▶ [AIM]
Go through the data below and gather each line containing "color".

▶ [TASK INPUTS]
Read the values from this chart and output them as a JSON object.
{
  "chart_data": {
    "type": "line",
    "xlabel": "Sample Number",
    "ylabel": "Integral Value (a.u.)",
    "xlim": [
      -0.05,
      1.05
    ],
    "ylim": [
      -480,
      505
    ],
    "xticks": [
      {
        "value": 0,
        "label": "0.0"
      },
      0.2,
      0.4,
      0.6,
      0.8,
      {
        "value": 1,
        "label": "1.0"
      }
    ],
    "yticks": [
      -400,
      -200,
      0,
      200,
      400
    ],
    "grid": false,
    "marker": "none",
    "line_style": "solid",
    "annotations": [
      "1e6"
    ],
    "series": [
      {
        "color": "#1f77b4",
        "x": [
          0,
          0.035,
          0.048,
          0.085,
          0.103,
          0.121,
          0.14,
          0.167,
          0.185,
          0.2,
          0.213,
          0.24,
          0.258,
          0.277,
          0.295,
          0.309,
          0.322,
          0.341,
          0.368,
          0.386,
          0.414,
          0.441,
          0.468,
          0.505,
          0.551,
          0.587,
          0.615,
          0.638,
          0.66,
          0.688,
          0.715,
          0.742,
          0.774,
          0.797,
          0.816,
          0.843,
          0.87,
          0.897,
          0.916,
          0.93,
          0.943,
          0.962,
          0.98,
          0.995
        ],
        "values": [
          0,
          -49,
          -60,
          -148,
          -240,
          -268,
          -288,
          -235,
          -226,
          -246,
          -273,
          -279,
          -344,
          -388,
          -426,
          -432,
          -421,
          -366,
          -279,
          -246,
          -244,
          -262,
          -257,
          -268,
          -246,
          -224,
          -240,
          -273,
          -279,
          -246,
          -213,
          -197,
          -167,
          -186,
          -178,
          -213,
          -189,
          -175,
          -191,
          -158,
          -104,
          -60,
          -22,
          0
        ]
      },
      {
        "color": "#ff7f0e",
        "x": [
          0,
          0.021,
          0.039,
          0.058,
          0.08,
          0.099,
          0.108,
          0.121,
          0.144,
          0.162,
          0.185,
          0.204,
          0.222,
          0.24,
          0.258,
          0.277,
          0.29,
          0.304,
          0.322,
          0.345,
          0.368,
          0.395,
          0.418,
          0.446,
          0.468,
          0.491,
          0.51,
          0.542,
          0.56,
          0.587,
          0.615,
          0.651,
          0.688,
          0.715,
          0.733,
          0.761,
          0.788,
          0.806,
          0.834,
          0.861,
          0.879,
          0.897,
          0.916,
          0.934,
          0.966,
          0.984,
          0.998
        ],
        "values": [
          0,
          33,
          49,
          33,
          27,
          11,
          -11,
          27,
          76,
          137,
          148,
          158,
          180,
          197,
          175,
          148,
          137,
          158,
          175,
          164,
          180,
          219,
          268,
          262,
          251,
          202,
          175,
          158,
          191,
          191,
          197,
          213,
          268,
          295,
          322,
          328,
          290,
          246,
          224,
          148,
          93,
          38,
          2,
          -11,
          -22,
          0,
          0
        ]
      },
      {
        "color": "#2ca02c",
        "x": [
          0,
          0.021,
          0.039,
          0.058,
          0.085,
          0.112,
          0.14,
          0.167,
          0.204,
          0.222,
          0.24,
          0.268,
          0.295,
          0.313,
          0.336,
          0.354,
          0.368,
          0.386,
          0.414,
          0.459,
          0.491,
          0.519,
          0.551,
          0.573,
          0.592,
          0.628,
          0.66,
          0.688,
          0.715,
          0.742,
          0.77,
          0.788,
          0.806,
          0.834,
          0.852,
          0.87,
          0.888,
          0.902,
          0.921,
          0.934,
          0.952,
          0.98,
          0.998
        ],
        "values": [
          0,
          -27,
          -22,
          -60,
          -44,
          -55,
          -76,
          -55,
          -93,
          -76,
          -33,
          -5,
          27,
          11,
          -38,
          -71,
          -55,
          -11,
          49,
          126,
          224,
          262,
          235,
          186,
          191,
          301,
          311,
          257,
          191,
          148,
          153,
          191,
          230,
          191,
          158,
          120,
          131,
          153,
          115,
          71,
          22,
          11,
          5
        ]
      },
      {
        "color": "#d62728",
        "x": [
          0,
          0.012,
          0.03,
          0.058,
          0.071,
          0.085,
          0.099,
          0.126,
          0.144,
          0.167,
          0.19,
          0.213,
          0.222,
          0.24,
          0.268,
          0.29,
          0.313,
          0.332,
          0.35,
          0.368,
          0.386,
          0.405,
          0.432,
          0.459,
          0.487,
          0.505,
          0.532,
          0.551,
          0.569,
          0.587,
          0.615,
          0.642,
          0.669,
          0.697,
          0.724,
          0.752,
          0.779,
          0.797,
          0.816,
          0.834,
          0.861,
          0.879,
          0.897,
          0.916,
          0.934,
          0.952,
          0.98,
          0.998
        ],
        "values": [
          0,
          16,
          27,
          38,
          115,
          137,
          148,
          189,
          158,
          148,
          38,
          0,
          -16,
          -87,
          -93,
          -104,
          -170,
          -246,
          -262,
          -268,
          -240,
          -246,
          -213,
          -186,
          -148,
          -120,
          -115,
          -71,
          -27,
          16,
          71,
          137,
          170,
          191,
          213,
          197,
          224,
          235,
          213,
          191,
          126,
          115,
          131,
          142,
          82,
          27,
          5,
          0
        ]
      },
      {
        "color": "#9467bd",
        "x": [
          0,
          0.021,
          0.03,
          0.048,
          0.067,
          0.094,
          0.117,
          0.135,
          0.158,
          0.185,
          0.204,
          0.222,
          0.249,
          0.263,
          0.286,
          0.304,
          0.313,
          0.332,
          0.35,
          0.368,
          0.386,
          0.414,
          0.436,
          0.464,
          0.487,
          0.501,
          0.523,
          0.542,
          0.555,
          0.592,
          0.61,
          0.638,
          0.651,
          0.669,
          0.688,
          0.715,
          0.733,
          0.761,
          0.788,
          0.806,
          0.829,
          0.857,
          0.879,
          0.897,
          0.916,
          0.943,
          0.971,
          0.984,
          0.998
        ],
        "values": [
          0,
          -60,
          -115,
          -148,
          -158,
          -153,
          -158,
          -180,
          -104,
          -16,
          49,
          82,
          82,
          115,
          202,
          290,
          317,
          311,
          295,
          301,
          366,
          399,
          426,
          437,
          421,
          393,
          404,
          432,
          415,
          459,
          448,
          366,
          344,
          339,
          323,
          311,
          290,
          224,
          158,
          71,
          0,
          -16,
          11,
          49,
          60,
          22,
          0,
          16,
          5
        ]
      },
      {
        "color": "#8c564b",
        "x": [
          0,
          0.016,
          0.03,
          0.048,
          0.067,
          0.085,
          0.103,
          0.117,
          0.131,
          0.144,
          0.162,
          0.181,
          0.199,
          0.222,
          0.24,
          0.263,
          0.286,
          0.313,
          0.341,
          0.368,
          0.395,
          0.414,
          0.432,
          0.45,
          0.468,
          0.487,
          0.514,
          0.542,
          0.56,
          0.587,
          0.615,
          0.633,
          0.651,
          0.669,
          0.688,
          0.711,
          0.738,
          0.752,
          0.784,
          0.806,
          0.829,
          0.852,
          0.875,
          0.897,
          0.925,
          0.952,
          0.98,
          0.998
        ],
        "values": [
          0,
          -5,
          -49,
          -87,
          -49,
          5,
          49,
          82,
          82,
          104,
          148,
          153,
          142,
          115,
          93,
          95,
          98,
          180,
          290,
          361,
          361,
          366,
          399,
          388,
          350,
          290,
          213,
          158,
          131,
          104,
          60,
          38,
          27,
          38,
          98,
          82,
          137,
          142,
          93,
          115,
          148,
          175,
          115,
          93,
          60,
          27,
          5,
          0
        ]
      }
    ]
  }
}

▶ [THE COMPLETED TASK]
        "color": "#1f77b4",
        "color": "#ff7f0e",
        "color": "#2ca02c",
        "color": "#d62728",
        "color": "#9467bd",
        "color": "#8c564b",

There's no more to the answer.